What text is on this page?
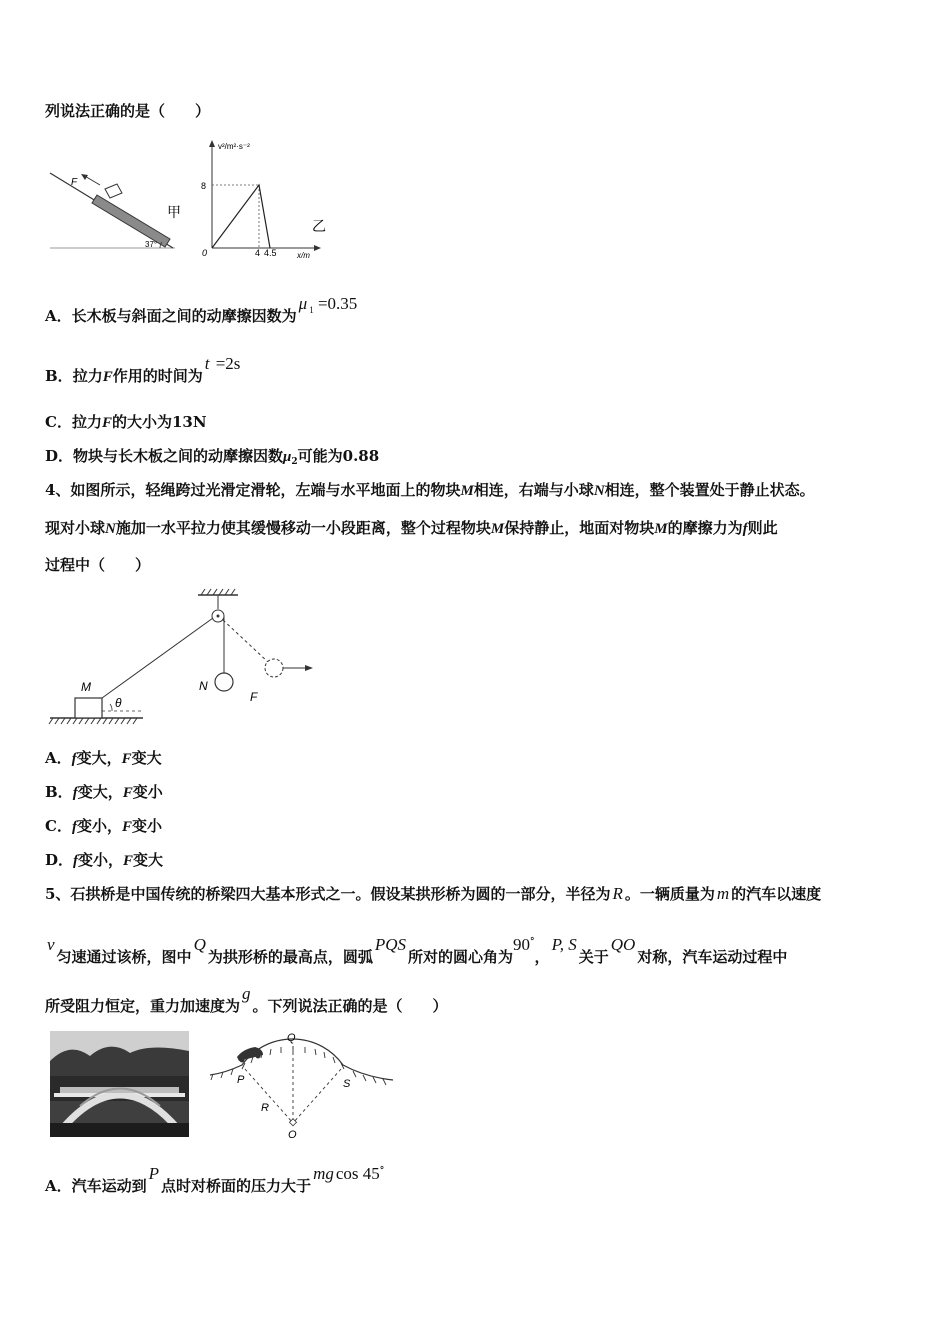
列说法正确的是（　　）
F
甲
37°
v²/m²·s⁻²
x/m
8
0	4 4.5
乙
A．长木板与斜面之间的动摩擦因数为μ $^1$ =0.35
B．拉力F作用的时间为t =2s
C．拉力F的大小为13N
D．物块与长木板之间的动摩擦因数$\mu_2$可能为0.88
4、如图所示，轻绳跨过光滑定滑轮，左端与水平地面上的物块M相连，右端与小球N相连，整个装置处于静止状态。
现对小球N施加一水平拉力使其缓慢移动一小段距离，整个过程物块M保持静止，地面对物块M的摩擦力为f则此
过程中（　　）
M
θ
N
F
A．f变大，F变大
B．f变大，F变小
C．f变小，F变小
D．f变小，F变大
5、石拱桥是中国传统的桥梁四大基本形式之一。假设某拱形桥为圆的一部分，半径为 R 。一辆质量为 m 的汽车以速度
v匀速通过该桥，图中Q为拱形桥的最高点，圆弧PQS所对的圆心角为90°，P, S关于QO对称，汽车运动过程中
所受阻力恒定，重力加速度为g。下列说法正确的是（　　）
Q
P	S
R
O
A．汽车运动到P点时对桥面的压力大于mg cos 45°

## [PROBLEM TO WORK ON]
Copy the entries exactly. Leave out the images.

## [THE REPLY]
What text is on this page?
列说法正确的是（　　）
F
甲
37°
v²/m²·s⁻²
x/m
8
0	4 4.5
乙
A．长木板与斜面之间的动摩擦因数为μ $^1$ =0.35
B．拉力F作用的时间为t =2s
C．拉力F的大小为13N
D．物块与长木板之间的动摩擦因数$\mu_2$可能为0.88
4、如图所示，轻绳跨过光滑定滑轮，左端与水平地面上的物块M相连，右端与小球N相连，整个装置处于静止状态。
现对小球N施加一水平拉力使其缓慢移动一小段距离，整个过程物块M保持静止，地面对物块M的摩擦力为f则此
过程中（　　）
M
θ
N
F
A．f变大，F变大
B．f变大，F变小
C．f变小，F变小
D．f变小，F变大
5、石拱桥是中国传统的桥梁四大基本形式之一。假设某拱形桥为圆的一部分，半径为 R 。一辆质量为 m 的汽车以速度
v匀速通过该桥，图中Q为拱形桥的最高点，圆弧PQS所对的圆心角为90°，P, S关于QO对称，汽车运动过程中
所受阻力恒定，重力加速度为g。下列说法正确的是（　　）
Q
P	S
R
O
A．汽车运动到P点时对桥面的压力大于mg cos 45°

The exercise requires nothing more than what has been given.